제시문에서 "API Gateway (Spring" 부분으로 시작해 "Security 적용 (필수!)" 부분까지 이어지는 대목을 한 글자도 바꾸지 말고 그대로 옮겨 적으세요.

[제시문]
########################################

MSA에서 Security는 어디에 적용해야 할까?

✅ 결론: 보안 수준과 요구사항에 따라 다르지만, 보통 게이트웨이와 백엔드에 적용!

MSA(Microservices Architecture)에서 보안(Security)을 적용하는 방식은 각 계층의 역할에 따라 달라집니다.
일반적으로 보안 적용이 필요한 곳은 API Gateway와 백엔드 서비스입니다.

• API Gateway: 인증(Authentication) 및 인가(Authorization) 처리
• 백엔드 서비스: 개별 서비스 보안 관리
• 프론트엔드: 주로 OAuth 토큰 관리, 로그인 UI 제공
• Eureka: 보통 보안 적용하지 않음

---

📌 MSA 구조별 Security 적용 방식

계층	보안 적응 필요 여부	보안 역할
프론트엔드 (React, Vue 등)	❌ 선택적	로그인 UI, JWT 저장 (쿠키/로컬스토리지)
API Gateway (Spring Cloud Gateway)	✅ 필수!	인증(Authentication) 및 인가(Authorization), 토큰 검증
Eureka Server	❌ 보통 적용 안 함	서비스 디스커버리 역할만 수행
백엔드 서비스 (User, Order, Payment 등)	✅ 필수!	개별 서비스 보안, 역할(Role) 기반 접근 제어

---

📌 1️⃣ API Gateway에서 Security 적용 (필수!)

✅ API Gateway에서 인증(Auth) 적용하는 이유

• API Gateway는 모든 요청이 처음 들어오는 지점이므로 보안 관문 역할을 수행해야 함
• 로그인된 사용자만 특정 API에 접근하도록 제한
• JWT(Token) 검증을 통해 유효한 요청만 백엔드로 전달
• 비인가 요청을 차단하여 백엔드 부하를 줄임

✅ 적용 방식

1. Spring Security + JWT 기반 인증 적용
   • Gateway에서 JWT를 검증하고, 검증된 요청만 백엔드로 전달
2. OAuth2 / Keycloak 같은 인증 서버 연동
   • API Gateway에서 OAuth2 토큰을 검증하여 보안 강화
3. Role 기반 접근 제어
   • ROLE_ADMIN만 특정 API 접근 가능하도록 설정

📌 예제 코드 (API Gateway - Spring Security & JWT)

########################################

[데이터셋 항목]
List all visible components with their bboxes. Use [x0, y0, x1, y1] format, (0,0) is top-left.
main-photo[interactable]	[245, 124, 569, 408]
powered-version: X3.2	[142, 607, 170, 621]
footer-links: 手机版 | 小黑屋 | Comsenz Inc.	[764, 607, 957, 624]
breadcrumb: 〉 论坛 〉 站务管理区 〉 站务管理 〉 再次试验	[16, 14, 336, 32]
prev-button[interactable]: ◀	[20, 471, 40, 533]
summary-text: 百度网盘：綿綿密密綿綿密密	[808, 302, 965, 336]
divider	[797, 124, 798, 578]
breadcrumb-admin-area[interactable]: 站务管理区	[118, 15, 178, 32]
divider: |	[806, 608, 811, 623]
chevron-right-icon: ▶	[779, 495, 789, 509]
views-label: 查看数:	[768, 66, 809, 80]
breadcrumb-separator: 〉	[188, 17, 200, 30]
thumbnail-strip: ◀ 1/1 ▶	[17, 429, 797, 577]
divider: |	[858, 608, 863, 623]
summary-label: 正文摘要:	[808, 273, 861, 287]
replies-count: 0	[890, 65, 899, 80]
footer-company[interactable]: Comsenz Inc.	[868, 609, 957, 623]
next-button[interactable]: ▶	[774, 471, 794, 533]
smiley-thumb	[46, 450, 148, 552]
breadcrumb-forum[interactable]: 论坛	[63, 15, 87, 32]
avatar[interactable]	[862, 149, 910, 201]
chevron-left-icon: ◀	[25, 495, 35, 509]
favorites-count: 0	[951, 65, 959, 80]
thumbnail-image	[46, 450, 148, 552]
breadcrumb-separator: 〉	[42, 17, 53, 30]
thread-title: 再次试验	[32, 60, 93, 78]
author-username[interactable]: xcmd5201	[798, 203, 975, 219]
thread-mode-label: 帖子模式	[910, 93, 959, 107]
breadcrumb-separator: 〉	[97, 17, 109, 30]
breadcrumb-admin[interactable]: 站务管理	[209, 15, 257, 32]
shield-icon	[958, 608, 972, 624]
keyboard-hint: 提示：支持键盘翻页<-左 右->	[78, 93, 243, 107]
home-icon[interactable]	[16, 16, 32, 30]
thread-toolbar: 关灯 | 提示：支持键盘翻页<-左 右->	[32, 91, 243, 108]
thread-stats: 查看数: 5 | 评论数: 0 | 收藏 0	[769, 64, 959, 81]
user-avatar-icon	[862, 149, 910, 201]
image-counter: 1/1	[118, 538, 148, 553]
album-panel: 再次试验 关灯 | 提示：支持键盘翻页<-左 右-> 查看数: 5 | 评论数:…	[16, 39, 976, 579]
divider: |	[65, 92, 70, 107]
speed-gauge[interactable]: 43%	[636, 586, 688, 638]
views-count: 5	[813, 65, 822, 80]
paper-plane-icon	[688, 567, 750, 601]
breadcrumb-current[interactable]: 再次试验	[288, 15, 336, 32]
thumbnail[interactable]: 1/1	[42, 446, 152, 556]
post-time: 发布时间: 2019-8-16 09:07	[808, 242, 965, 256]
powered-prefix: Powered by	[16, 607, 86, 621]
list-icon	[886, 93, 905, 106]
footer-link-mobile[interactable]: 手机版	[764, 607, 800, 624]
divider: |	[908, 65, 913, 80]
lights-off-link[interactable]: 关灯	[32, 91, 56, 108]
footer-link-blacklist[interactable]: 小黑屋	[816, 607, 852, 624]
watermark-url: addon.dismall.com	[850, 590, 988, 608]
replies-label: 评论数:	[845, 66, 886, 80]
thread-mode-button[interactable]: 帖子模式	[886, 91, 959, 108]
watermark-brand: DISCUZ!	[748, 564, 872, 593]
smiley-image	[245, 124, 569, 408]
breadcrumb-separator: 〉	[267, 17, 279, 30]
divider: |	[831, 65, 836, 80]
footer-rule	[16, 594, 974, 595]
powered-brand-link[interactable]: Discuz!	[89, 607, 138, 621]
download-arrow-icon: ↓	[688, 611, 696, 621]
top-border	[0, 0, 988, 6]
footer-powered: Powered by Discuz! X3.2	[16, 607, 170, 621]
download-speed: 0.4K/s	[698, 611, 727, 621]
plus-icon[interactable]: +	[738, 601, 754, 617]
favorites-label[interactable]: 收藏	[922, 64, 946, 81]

########################################

[과제 결과물]
API Gateway (Spring Cloud Gateway)	✅ 필수!	인증(Authentication) 및 인가(Authorization), 토큰 검증
Eureka Server	❌ 보통 적용 안 함	서비스 디스커버리 역할만 수행
백엔드 서비스 (User, Order, Payment 등)	✅ 필수!	개별 서비스 보안, 역할(Role) 기반 접근 제어

---

📌 1️⃣ API Gateway에서 Security 적용 (필수!)